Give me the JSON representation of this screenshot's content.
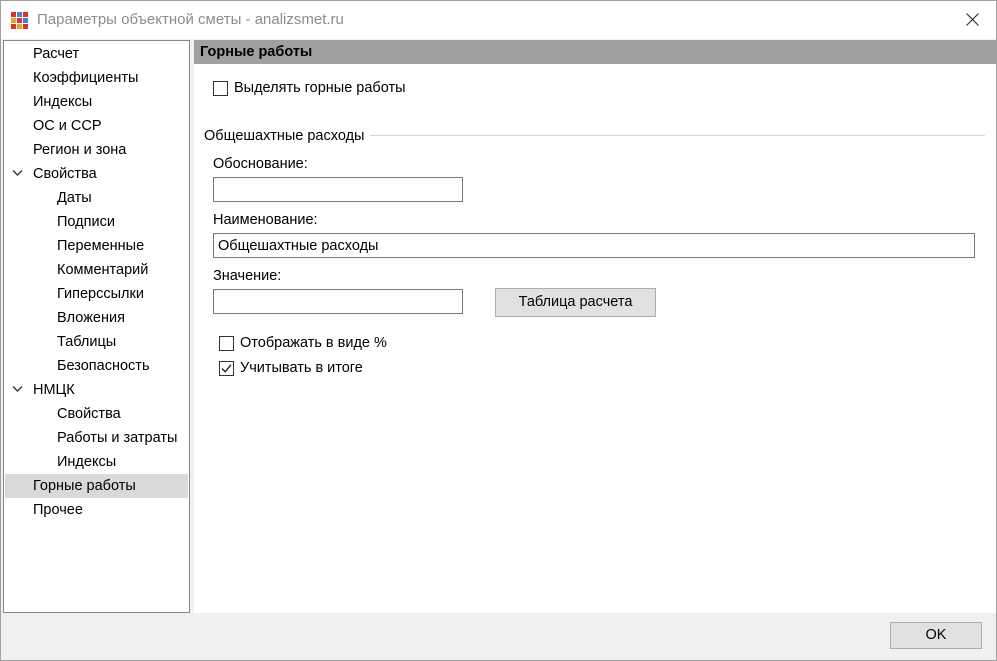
{
  "window": {
    "title": "Параметры объектной сметы - analizsmet.ru"
  },
  "tree": {
    "items": [
      {
        "label": "Расчет",
        "level": 0,
        "expanded": null,
        "selected": false
      },
      {
        "label": "Коэффициенты",
        "level": 0,
        "expanded": null,
        "selected": false
      },
      {
        "label": "Индексы",
        "level": 0,
        "expanded": null,
        "selected": false
      },
      {
        "label": "ОС и ССР",
        "level": 0,
        "expanded": null,
        "selected": false
      },
      {
        "label": "Регион и зона",
        "level": 0,
        "expanded": null,
        "selected": false
      },
      {
        "label": "Свойства",
        "level": 0,
        "expanded": true,
        "selected": false
      },
      {
        "label": "Даты",
        "level": 1,
        "expanded": null,
        "selected": false
      },
      {
        "label": "Подписи",
        "level": 1,
        "expanded": null,
        "selected": false
      },
      {
        "label": "Переменные",
        "level": 1,
        "expanded": null,
        "selected": false
      },
      {
        "label": "Комментарий",
        "level": 1,
        "expanded": null,
        "selected": false
      },
      {
        "label": "Гиперссылки",
        "level": 1,
        "expanded": null,
        "selected": false
      },
      {
        "label": "Вложения",
        "level": 1,
        "expanded": null,
        "selected": false
      },
      {
        "label": "Таблицы",
        "level": 1,
        "expanded": null,
        "selected": false
      },
      {
        "label": "Безопасность",
        "level": 1,
        "expanded": null,
        "selected": false
      },
      {
        "label": "НМЦК",
        "level": 0,
        "expanded": true,
        "selected": false
      },
      {
        "label": "Свойства",
        "level": 1,
        "expanded": null,
        "selected": false
      },
      {
        "label": "Работы и затраты",
        "level": 1,
        "expanded": null,
        "selected": false
      },
      {
        "label": "Индексы",
        "level": 1,
        "expanded": null,
        "selected": false
      },
      {
        "label": "Горные работы",
        "level": 0,
        "expanded": null,
        "selected": true
      },
      {
        "label": "Прочее",
        "level": 0,
        "expanded": null,
        "selected": false
      }
    ]
  },
  "panel": {
    "header": "Горные работы",
    "highlight_checkbox": {
      "label": "Выделять горные работы",
      "checked": false
    },
    "group_title": "Общешахтные расходы",
    "justification": {
      "label": "Обоснование:",
      "value": ""
    },
    "name": {
      "label": "Наименование:",
      "value": "Общешахтные расходы"
    },
    "value": {
      "label": "Значение:",
      "value": ""
    },
    "calc_table_button": "Таблица расчета",
    "show_percent_checkbox": {
      "label": "Отображать в виде %",
      "checked": false
    },
    "include_total_checkbox": {
      "label": "Учитывать в итоге",
      "checked": true
    }
  },
  "footer": {
    "ok_button": "OK"
  },
  "colors": {
    "panel_header_bg": "#a0a0a0",
    "selected_item_bg": "#d9d9d9"
  }
}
+ + + + + + +
- WHAT YOU WILL DO:
Excluding the pictures, restate the records above word for word.

- FULL SOLUTION:
Give me the JSON representation of this screenshot's content.
{
  "window": {
    "title": "Параметры объектной сметы - analizsmet.ru"
  },
  "tree": {
    "items": [
      {
        "label": "Расчет",
        "level": 0,
        "expanded": null,
        "selected": false
      },
      {
        "label": "Коэффициенты",
        "level": 0,
        "expanded": null,
        "selected": false
      },
      {
        "label": "Индексы",
        "level": 0,
        "expanded": null,
        "selected": false
      },
      {
        "label": "ОС и ССР",
        "level": 0,
        "expanded": null,
        "selected": false
      },
      {
        "label": "Регион и зона",
        "level": 0,
        "expanded": null,
        "selected": false
      },
      {
        "label": "Свойства",
        "level": 0,
        "expanded": true,
        "selected": false
      },
      {
        "label": "Даты",
        "level": 1,
        "expanded": null,
        "selected": false
      },
      {
        "label": "Подписи",
        "level": 1,
        "expanded": null,
        "selected": false
      },
      {
        "label": "Переменные",
        "level": 1,
        "expanded": null,
        "selected": false
      },
      {
        "label": "Комментарий",
        "level": 1,
        "expanded": null,
        "selected": false
      },
      {
        "label": "Гиперссылки",
        "level": 1,
        "expanded": null,
        "selected": false
      },
      {
        "label": "Вложения",
        "level": 1,
        "expanded": null,
        "selected": false
      },
      {
        "label": "Таблицы",
        "level": 1,
        "expanded": null,
        "selected": false
      },
      {
        "label": "Безопасность",
        "level": 1,
        "expanded": null,
        "selected": false
      },
      {
        "label": "НМЦК",
        "level": 0,
        "expanded": true,
        "selected": false
      },
      {
        "label": "Свойства",
        "level": 1,
        "expanded": null,
        "selected": false
      },
      {
        "label": "Работы и затраты",
        "level": 1,
        "expanded": null,
        "selected": false
      },
      {
        "label": "Индексы",
        "level": 1,
        "expanded": null,
        "selected": false
      },
      {
        "label": "Горные работы",
        "level": 0,
        "expanded": null,
        "selected": true
      },
      {
        "label": "Прочее",
        "level": 0,
        "expanded": null,
        "selected": false
      }
    ]
  },
  "panel": {
    "header": "Горные работы",
    "highlight_checkbox": {
      "label": "Выделять горные работы",
      "checked": false
    },
    "group_title": "Общешахтные расходы",
    "justification": {
      "label": "Обоснование:",
      "value": ""
    },
    "name": {
      "label": "Наименование:",
      "value": "Общешахтные расходы"
    },
    "value": {
      "label": "Значение:",
      "value": ""
    },
    "calc_table_button": "Таблица расчета",
    "show_percent_checkbox": {
      "label": "Отображать в виде %",
      "checked": false
    },
    "include_total_checkbox": {
      "label": "Учитывать в итоге",
      "checked": true
    }
  },
  "footer": {
    "ok_button": "OK"
  },
  "colors": {
    "panel_header_bg": "#a0a0a0",
    "selected_item_bg": "#d9d9d9"
  }
}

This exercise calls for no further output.